■ Request: State how many lines of the entries include the string "Dollar", please, leaving out everything but the number.

+===+

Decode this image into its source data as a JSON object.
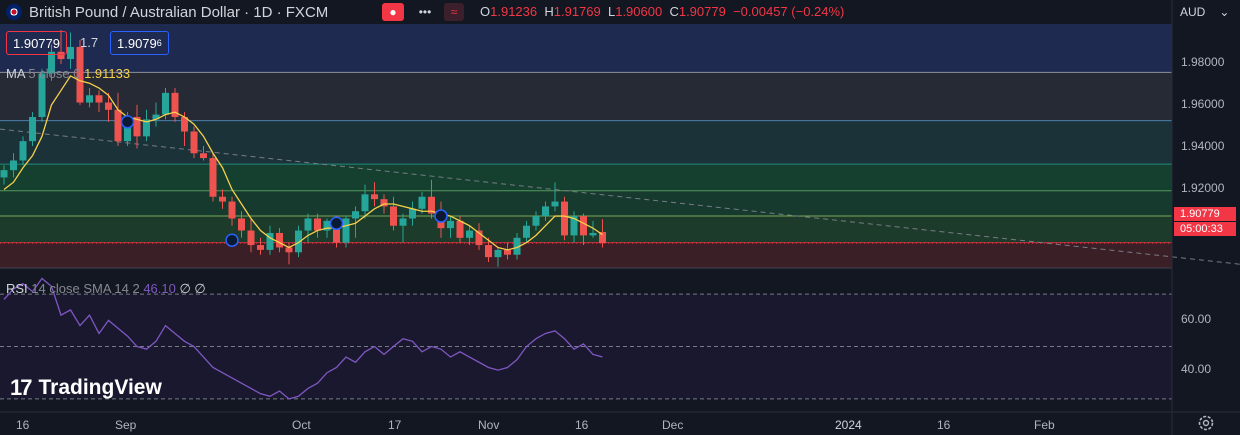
{
  "header": {
    "symbol_title": "British Pound / Australian Dollar · 1D · FXCM",
    "ohlc": {
      "o_label": "O",
      "o": "1.91236",
      "h_label": "H",
      "h": "1.91769",
      "l_label": "L",
      "l": "1.90600",
      "c_label": "C",
      "c": "1.90779",
      "change": "−0.00457 (−0.24%)"
    },
    "sell_price": "1.90779",
    "spread": "1.7",
    "buy_price_main": "1.9079",
    "buy_price_sup": "6",
    "currency": "AUD"
  },
  "ma_legend": {
    "name": "MA",
    "params": "5 close 0",
    "value": "1.91133"
  },
  "rsi_legend": {
    "name": "RSI",
    "params": "14 close SMA 14 2",
    "value": "46.10",
    "extra": "∅ ∅"
  },
  "price_axis": [
    "1.98000",
    "1.96000",
    "1.94000",
    "1.92000"
  ],
  "rsi_axis": [
    "60.00",
    "40.00"
  ],
  "time_axis": [
    "16",
    "Sep",
    "Oct",
    "17",
    "Nov",
    "16",
    "Dec",
    "2024",
    "16",
    "Feb"
  ],
  "current_price_badge": {
    "price": "1.90779",
    "countdown": "05:00:33"
  },
  "logo_text": "TradingView",
  "colors": {
    "up": "#26a69a",
    "down": "#ef5350",
    "ma": "#f5d14a",
    "rsi": "#7e57c2",
    "trend": "#787b86"
  },
  "chart_data": [
    {
      "type": "candlestick",
      "title": "British Pound / Australian Dollar · 1D · FXCM",
      "ylim": [
        1.8975,
        1.9985
      ],
      "y_ticks": [
        1.98,
        1.96,
        1.94,
        1.92
      ],
      "current_price": 1.90779,
      "x_labels": [
        "16",
        "Sep",
        "Oct",
        "17",
        "Nov",
        "16",
        "Dec",
        "2024",
        "16",
        "Feb"
      ],
      "candles": [
        {
          "o": 1.935,
          "h": 1.94,
          "l": 1.932,
          "c": 1.938
        },
        {
          "o": 1.938,
          "h": 1.945,
          "l": 1.935,
          "c": 1.942
        },
        {
          "o": 1.942,
          "h": 1.952,
          "l": 1.94,
          "c": 1.95
        },
        {
          "o": 1.95,
          "h": 1.962,
          "l": 1.948,
          "c": 1.96
        },
        {
          "o": 1.96,
          "h": 1.98,
          "l": 1.958,
          "c": 1.978
        },
        {
          "o": 1.978,
          "h": 1.99,
          "l": 1.975,
          "c": 1.987
        },
        {
          "o": 1.987,
          "h": 1.996,
          "l": 1.982,
          "c": 1.984
        },
        {
          "o": 1.984,
          "h": 1.995,
          "l": 1.98,
          "c": 1.989
        },
        {
          "o": 1.989,
          "h": 1.992,
          "l": 1.965,
          "c": 1.966
        },
        {
          "o": 1.966,
          "h": 1.972,
          "l": 1.964,
          "c": 1.969
        },
        {
          "o": 1.969,
          "h": 1.971,
          "l": 1.962,
          "c": 1.966
        },
        {
          "o": 1.966,
          "h": 1.97,
          "l": 1.958,
          "c": 1.963
        },
        {
          "o": 1.963,
          "h": 1.97,
          "l": 1.948,
          "c": 1.95
        },
        {
          "o": 1.95,
          "h": 1.962,
          "l": 1.948,
          "c": 1.96
        },
        {
          "o": 1.96,
          "h": 1.965,
          "l": 1.947,
          "c": 1.952
        },
        {
          "o": 1.952,
          "h": 1.963,
          "l": 1.95,
          "c": 1.959
        },
        {
          "o": 1.959,
          "h": 1.966,
          "l": 1.956,
          "c": 1.961
        },
        {
          "o": 1.961,
          "h": 1.972,
          "l": 1.959,
          "c": 1.97
        },
        {
          "o": 1.97,
          "h": 1.972,
          "l": 1.958,
          "c": 1.96
        },
        {
          "o": 1.96,
          "h": 1.962,
          "l": 1.948,
          "c": 1.954
        },
        {
          "o": 1.954,
          "h": 1.956,
          "l": 1.943,
          "c": 1.945
        },
        {
          "o": 1.945,
          "h": 1.948,
          "l": 1.942,
          "c": 1.943
        },
        {
          "o": 1.943,
          "h": 1.945,
          "l": 1.925,
          "c": 1.927
        },
        {
          "o": 1.927,
          "h": 1.93,
          "l": 1.922,
          "c": 1.925
        },
        {
          "o": 1.925,
          "h": 1.927,
          "l": 1.915,
          "c": 1.918
        },
        {
          "o": 1.918,
          "h": 1.921,
          "l": 1.91,
          "c": 1.913
        },
        {
          "o": 1.913,
          "h": 1.918,
          "l": 1.904,
          "c": 1.907
        },
        {
          "o": 1.907,
          "h": 1.91,
          "l": 1.903,
          "c": 1.905
        },
        {
          "o": 1.905,
          "h": 1.915,
          "l": 1.903,
          "c": 1.912
        },
        {
          "o": 1.912,
          "h": 1.914,
          "l": 1.904,
          "c": 1.906
        },
        {
          "o": 1.906,
          "h": 1.908,
          "l": 1.899,
          "c": 1.904
        },
        {
          "o": 1.904,
          "h": 1.915,
          "l": 1.902,
          "c": 1.913
        },
        {
          "o": 1.913,
          "h": 1.92,
          "l": 1.908,
          "c": 1.918
        },
        {
          "o": 1.918,
          "h": 1.92,
          "l": 1.91,
          "c": 1.913
        },
        {
          "o": 1.913,
          "h": 1.918,
          "l": 1.91,
          "c": 1.917
        },
        {
          "o": 1.917,
          "h": 1.919,
          "l": 1.906,
          "c": 1.908
        },
        {
          "o": 1.908,
          "h": 1.919,
          "l": 1.906,
          "c": 1.918
        },
        {
          "o": 1.918,
          "h": 1.923,
          "l": 1.91,
          "c": 1.921
        },
        {
          "o": 1.921,
          "h": 1.932,
          "l": 1.918,
          "c": 1.928
        },
        {
          "o": 1.928,
          "h": 1.933,
          "l": 1.923,
          "c": 1.926
        },
        {
          "o": 1.926,
          "h": 1.928,
          "l": 1.92,
          "c": 1.923
        },
        {
          "o": 1.923,
          "h": 1.927,
          "l": 1.913,
          "c": 1.915
        },
        {
          "o": 1.915,
          "h": 1.92,
          "l": 1.908,
          "c": 1.918
        },
        {
          "o": 1.918,
          "h": 1.925,
          "l": 1.915,
          "c": 1.922
        },
        {
          "o": 1.922,
          "h": 1.929,
          "l": 1.92,
          "c": 1.927
        },
        {
          "o": 1.927,
          "h": 1.934,
          "l": 1.918,
          "c": 1.92
        },
        {
          "o": 1.92,
          "h": 1.925,
          "l": 1.91,
          "c": 1.914
        },
        {
          "o": 1.914,
          "h": 1.919,
          "l": 1.91,
          "c": 1.917
        },
        {
          "o": 1.917,
          "h": 1.919,
          "l": 1.908,
          "c": 1.91
        },
        {
          "o": 1.91,
          "h": 1.915,
          "l": 1.907,
          "c": 1.913
        },
        {
          "o": 1.913,
          "h": 1.916,
          "l": 1.905,
          "c": 1.907
        },
        {
          "o": 1.907,
          "h": 1.91,
          "l": 1.9,
          "c": 1.902
        },
        {
          "o": 1.902,
          "h": 1.906,
          "l": 1.898,
          "c": 1.905
        },
        {
          "o": 1.905,
          "h": 1.908,
          "l": 1.901,
          "c": 1.903
        },
        {
          "o": 1.903,
          "h": 1.912,
          "l": 1.901,
          "c": 1.91
        },
        {
          "o": 1.91,
          "h": 1.917,
          "l": 1.908,
          "c": 1.915
        },
        {
          "o": 1.915,
          "h": 1.921,
          "l": 1.913,
          "c": 1.919
        },
        {
          "o": 1.919,
          "h": 1.925,
          "l": 1.917,
          "c": 1.923
        },
        {
          "o": 1.923,
          "h": 1.933,
          "l": 1.921,
          "c": 1.925
        },
        {
          "o": 1.925,
          "h": 1.927,
          "l": 1.909,
          "c": 1.911
        },
        {
          "o": 1.911,
          "h": 1.921,
          "l": 1.908,
          "c": 1.919
        },
        {
          "o": 1.919,
          "h": 1.92,
          "l": 1.907,
          "c": 1.911
        },
        {
          "o": 1.911,
          "h": 1.917,
          "l": 1.91,
          "c": 1.912
        },
        {
          "o": 1.9124,
          "h": 1.9177,
          "l": 1.906,
          "c": 1.9078
        }
      ],
      "ma": {
        "name": "MA 5 close 0",
        "values": [
          1.93,
          1.933,
          1.939,
          1.944,
          1.952,
          1.965,
          1.971,
          1.977,
          1.975,
          1.974,
          1.972,
          1.969,
          1.963,
          1.96,
          1.959,
          1.958,
          1.959,
          1.961,
          1.962,
          1.96,
          1.957,
          1.952,
          1.945,
          1.939,
          1.93,
          1.924,
          1.918,
          1.913,
          1.91,
          1.908,
          1.906,
          1.908,
          1.911,
          1.913,
          1.914,
          1.914,
          1.915,
          1.916,
          1.919,
          1.922,
          1.924,
          1.924,
          1.923,
          1.922,
          1.921,
          1.921,
          1.92,
          1.919,
          1.917,
          1.915,
          1.912,
          1.909,
          1.906,
          1.905,
          1.906,
          1.908,
          1.911,
          1.915,
          1.919,
          1.919,
          1.918,
          1.916,
          1.914,
          1.9113
        ]
      },
      "trend_line": {
        "from": {
          "index": 0,
          "price": 1.955
        },
        "to": {
          "index": 133,
          "price": 1.898
        }
      },
      "markers": [
        {
          "index": 13,
          "price": 1.958
        },
        {
          "index": 24,
          "price": 1.909
        },
        {
          "index": 35,
          "price": 1.916
        },
        {
          "index": 46,
          "price": 1.919
        }
      ],
      "horizontal_levels": [
        1.9785,
        1.9585,
        1.9405,
        1.9295,
        1.919,
        1.908
      ]
    },
    {
      "type": "line",
      "title": "RSI 14 close SMA 14 2",
      "ylim": [
        25,
        80
      ],
      "y_ticks": [
        60,
        40
      ],
      "bands": [
        70,
        50,
        30
      ],
      "series": [
        {
          "name": "RSI",
          "values": [
            68,
            72,
            74,
            71,
            76,
            73,
            62,
            64,
            58,
            62,
            55,
            60,
            57,
            54,
            50,
            49,
            52,
            58,
            55,
            52,
            50,
            46,
            42,
            40,
            38,
            36,
            34,
            32,
            31,
            33,
            30,
            31,
            34,
            36,
            40,
            42,
            46,
            44,
            48,
            50,
            47,
            50,
            53,
            52,
            48,
            50,
            49,
            46,
            48,
            46,
            44,
            42,
            41,
            42,
            45,
            50,
            53,
            55,
            56,
            53,
            49,
            51,
            47,
            46
          ]
        }
      ]
    }
  ]
}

+===+

■ Response to this task: 2